Extract each line of the material that follows exactly and omit its pictures.

>> Start RECORDS SHOWN

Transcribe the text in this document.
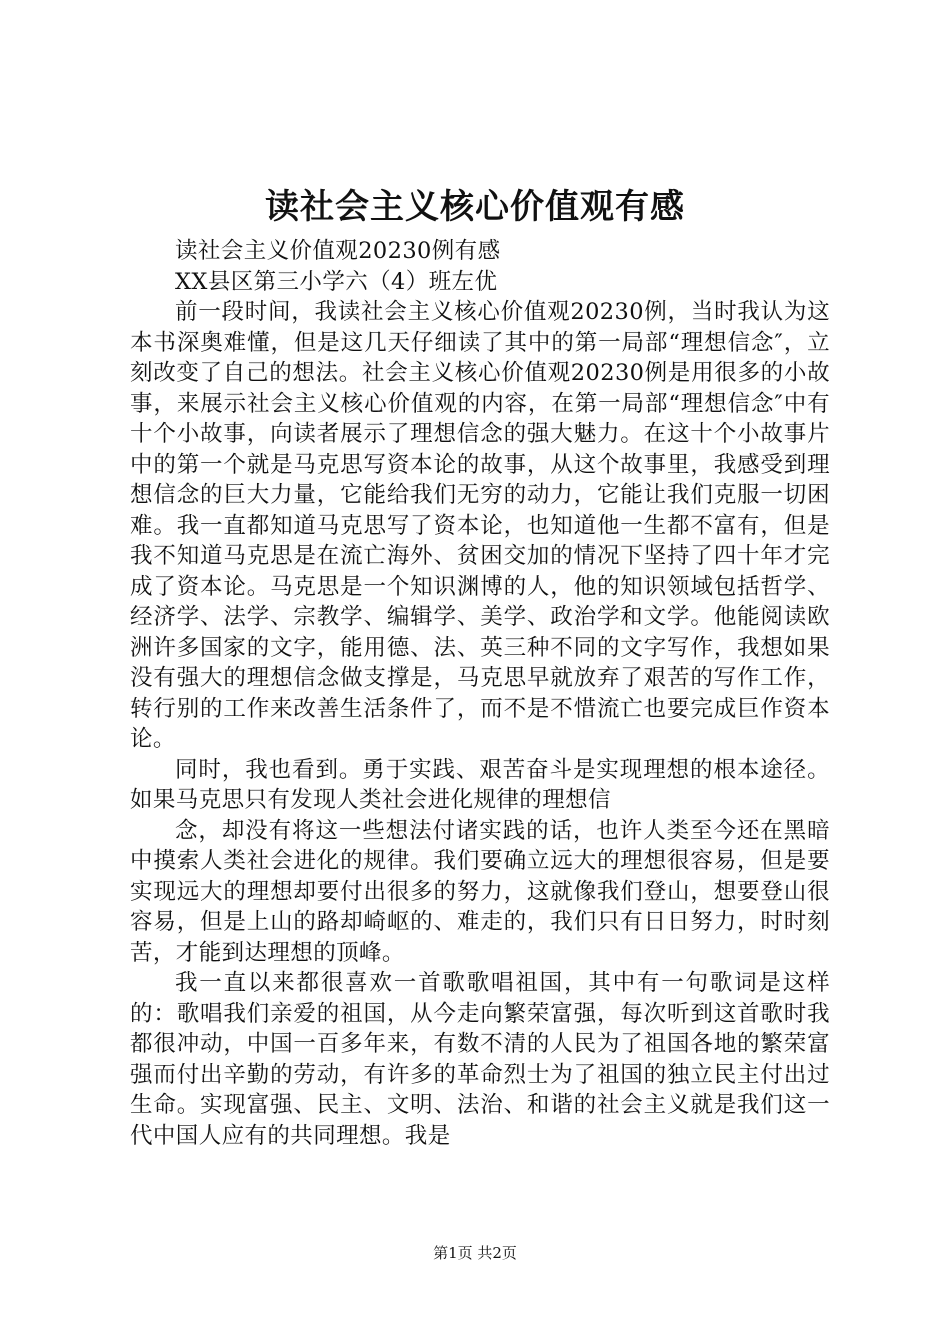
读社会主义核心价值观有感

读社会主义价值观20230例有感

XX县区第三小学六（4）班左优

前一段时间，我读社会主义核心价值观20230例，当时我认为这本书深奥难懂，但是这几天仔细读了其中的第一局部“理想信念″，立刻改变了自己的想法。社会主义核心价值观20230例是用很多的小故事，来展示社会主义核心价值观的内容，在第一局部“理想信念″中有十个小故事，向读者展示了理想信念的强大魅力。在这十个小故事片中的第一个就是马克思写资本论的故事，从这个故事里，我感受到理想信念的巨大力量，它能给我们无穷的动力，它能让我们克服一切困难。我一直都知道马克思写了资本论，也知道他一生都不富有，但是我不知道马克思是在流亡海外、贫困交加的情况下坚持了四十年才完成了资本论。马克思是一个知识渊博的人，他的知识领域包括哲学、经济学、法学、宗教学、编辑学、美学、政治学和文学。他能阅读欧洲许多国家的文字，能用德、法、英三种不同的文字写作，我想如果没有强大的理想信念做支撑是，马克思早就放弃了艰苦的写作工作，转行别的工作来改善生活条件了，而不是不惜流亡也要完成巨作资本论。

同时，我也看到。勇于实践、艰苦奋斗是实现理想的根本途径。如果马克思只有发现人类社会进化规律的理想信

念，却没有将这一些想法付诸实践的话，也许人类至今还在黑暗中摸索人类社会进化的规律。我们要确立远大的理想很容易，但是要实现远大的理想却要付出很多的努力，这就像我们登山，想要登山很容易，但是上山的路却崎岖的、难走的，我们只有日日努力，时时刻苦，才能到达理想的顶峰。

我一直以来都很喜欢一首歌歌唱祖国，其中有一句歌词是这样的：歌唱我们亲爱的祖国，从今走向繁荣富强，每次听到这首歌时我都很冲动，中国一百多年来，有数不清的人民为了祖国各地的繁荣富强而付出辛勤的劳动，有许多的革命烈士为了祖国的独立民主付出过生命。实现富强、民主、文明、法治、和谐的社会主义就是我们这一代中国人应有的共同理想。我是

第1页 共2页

>> End RECORDS SHOWN

EXPECTED ANSWER ▸
Transcribe the text in this document.
读社会主义核心价值观有感

读社会主义价值观20230例有感

XX县区第三小学六（4）班左优

前一段时间，我读社会主义核心价值观20230例，当时我认为这本书深奥难懂，但是这几天仔细读了其中的第一局部“理想信念″，立刻改变了自己的想法。社会主义核心价值观20230例是用很多的小故事，来展示社会主义核心价值观的内容，在第一局部“理想信念″中有十个小故事，向读者展示了理想信念的强大魅力。在这十个小故事片中的第一个就是马克思写资本论的故事，从这个故事里，我感受到理想信念的巨大力量，它能给我们无穷的动力，它能让我们克服一切困难。我一直都知道马克思写了资本论，也知道他一生都不富有，但是我不知道马克思是在流亡海外、贫困交加的情况下坚持了四十年才完成了资本论。马克思是一个知识渊博的人，他的知识领域包括哲学、经济学、法学、宗教学、编辑学、美学、政治学和文学。他能阅读欧洲许多国家的文字，能用德、法、英三种不同的文字写作，我想如果没有强大的理想信念做支撑是，马克思早就放弃了艰苦的写作工作，转行别的工作来改善生活条件了，而不是不惜流亡也要完成巨作资本论。

同时，我也看到。勇于实践、艰苦奋斗是实现理想的根本途径。如果马克思只有发现人类社会进化规律的理想信

念，却没有将这一些想法付诸实践的话，也许人类至今还在黑暗中摸索人类社会进化的规律。我们要确立远大的理想很容易，但是要实现远大的理想却要付出很多的努力，这就像我们登山，想要登山很容易，但是上山的路却崎岖的、难走的，我们只有日日努力，时时刻苦，才能到达理想的顶峰。

我一直以来都很喜欢一首歌歌唱祖国，其中有一句歌词是这样的：歌唱我们亲爱的祖国，从今走向繁荣富强，每次听到这首歌时我都很冲动，中国一百多年来，有数不清的人民为了祖国各地的繁荣富强而付出辛勤的劳动，有许多的革命烈士为了祖国的独立民主付出过生命。实现富强、民主、文明、法治、和谐的社会主义就是我们这一代中国人应有的共同理想。我是

第1页 共2页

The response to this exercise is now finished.